STATED TASK:
Extract the records below word for word and ignore the images.

─── DATA SUPPLIED

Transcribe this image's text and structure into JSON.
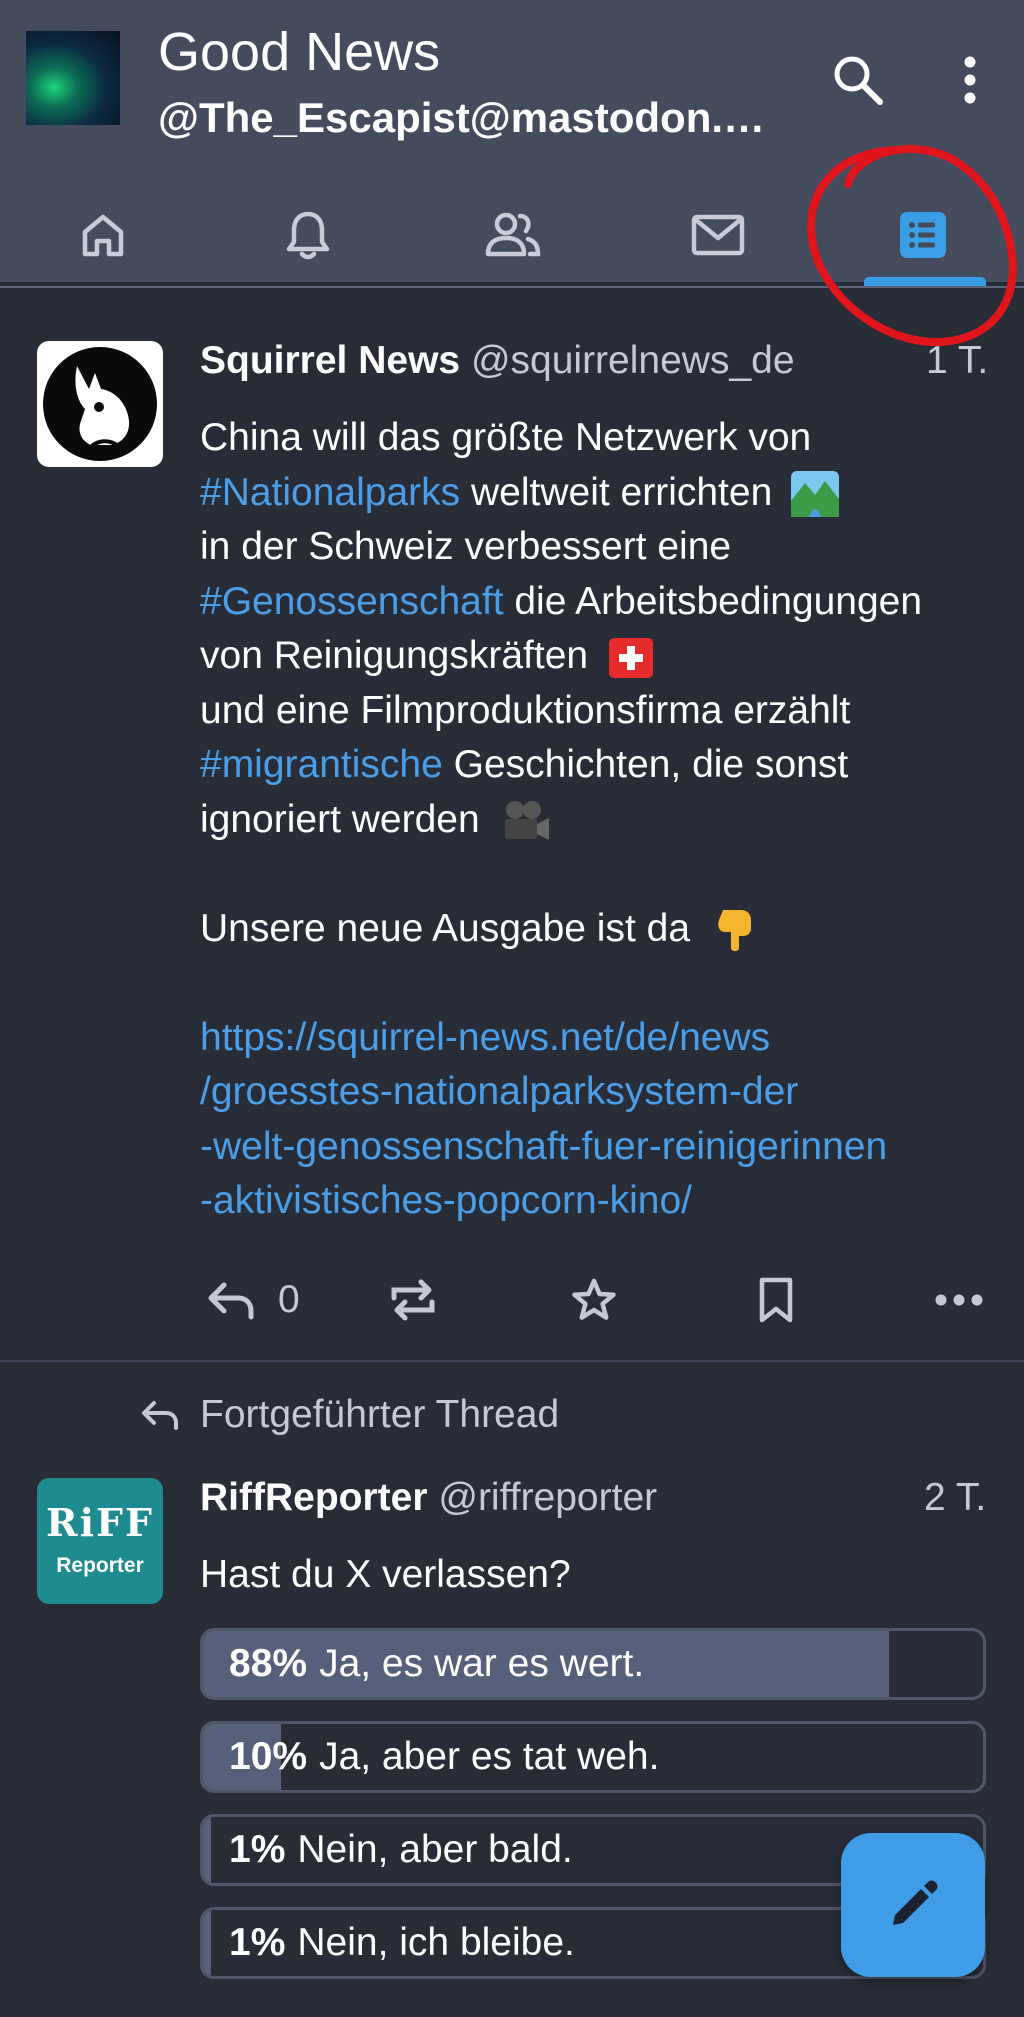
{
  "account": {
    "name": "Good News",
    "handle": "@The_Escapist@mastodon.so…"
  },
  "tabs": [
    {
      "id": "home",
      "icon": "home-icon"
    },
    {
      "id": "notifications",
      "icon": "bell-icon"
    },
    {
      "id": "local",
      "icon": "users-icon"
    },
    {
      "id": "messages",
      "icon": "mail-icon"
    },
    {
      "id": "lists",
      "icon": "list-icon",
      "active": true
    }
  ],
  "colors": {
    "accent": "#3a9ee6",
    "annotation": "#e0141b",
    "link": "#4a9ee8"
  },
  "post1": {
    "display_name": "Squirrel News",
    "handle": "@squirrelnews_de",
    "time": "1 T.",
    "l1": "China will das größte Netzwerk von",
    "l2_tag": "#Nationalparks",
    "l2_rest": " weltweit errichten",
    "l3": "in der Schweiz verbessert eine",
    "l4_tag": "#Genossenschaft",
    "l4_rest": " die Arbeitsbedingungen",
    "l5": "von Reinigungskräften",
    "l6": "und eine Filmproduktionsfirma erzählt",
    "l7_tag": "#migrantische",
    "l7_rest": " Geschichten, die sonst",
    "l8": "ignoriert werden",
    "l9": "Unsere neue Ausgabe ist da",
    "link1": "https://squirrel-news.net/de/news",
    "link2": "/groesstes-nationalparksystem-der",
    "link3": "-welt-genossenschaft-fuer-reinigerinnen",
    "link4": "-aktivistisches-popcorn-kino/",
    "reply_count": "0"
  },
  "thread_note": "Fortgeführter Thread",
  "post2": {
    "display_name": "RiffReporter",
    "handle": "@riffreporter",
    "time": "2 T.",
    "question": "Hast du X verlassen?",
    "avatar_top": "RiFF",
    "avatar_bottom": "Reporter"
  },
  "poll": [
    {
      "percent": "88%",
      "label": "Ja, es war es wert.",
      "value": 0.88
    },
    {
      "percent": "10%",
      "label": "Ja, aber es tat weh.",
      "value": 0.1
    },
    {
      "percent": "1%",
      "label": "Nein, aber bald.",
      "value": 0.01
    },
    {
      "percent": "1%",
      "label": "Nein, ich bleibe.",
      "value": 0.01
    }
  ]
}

──────

TASK OUTPUT:
Transcribe this image's text and structure into JSON.
{
  "account": {
    "name": "Good News",
    "handle": "@The_Escapist@mastodon.so…"
  },
  "tabs": [
    {
      "id": "home",
      "icon": "home-icon"
    },
    {
      "id": "notifications",
      "icon": "bell-icon"
    },
    {
      "id": "local",
      "icon": "users-icon"
    },
    {
      "id": "messages",
      "icon": "mail-icon"
    },
    {
      "id": "lists",
      "icon": "list-icon",
      "active": true
    }
  ],
  "colors": {
    "accent": "#3a9ee6",
    "annotation": "#e0141b",
    "link": "#4a9ee8"
  },
  "post1": {
    "display_name": "Squirrel News",
    "handle": "@squirrelnews_de",
    "time": "1 T.",
    "l1": "China will das größte Netzwerk von",
    "l2_tag": "#Nationalparks",
    "l2_rest": " weltweit errichten",
    "l3": "in der Schweiz verbessert eine",
    "l4_tag": "#Genossenschaft",
    "l4_rest": " die Arbeitsbedingungen",
    "l5": "von Reinigungskräften",
    "l6": "und eine Filmproduktionsfirma erzählt",
    "l7_tag": "#migrantische",
    "l7_rest": " Geschichten, die sonst",
    "l8": "ignoriert werden",
    "l9": "Unsere neue Ausgabe ist da",
    "link1": "https://squirrel-news.net/de/news",
    "link2": "/groesstes-nationalparksystem-der",
    "link3": "-welt-genossenschaft-fuer-reinigerinnen",
    "link4": "-aktivistisches-popcorn-kino/",
    "reply_count": "0"
  },
  "thread_note": "Fortgeführter Thread",
  "post2": {
    "display_name": "RiffReporter",
    "handle": "@riffreporter",
    "time": "2 T.",
    "question": "Hast du X verlassen?",
    "avatar_top": "RiFF",
    "avatar_bottom": "Reporter"
  },
  "poll": [
    {
      "percent": "88%",
      "label": "Ja, es war es wert.",
      "value": 0.88
    },
    {
      "percent": "10%",
      "label": "Ja, aber es tat weh.",
      "value": 0.1
    },
    {
      "percent": "1%",
      "label": "Nein, aber bald.",
      "value": 0.01
    },
    {
      "percent": "1%",
      "label": "Nein, ich bleibe.",
      "value": 0.01
    }
  ]
}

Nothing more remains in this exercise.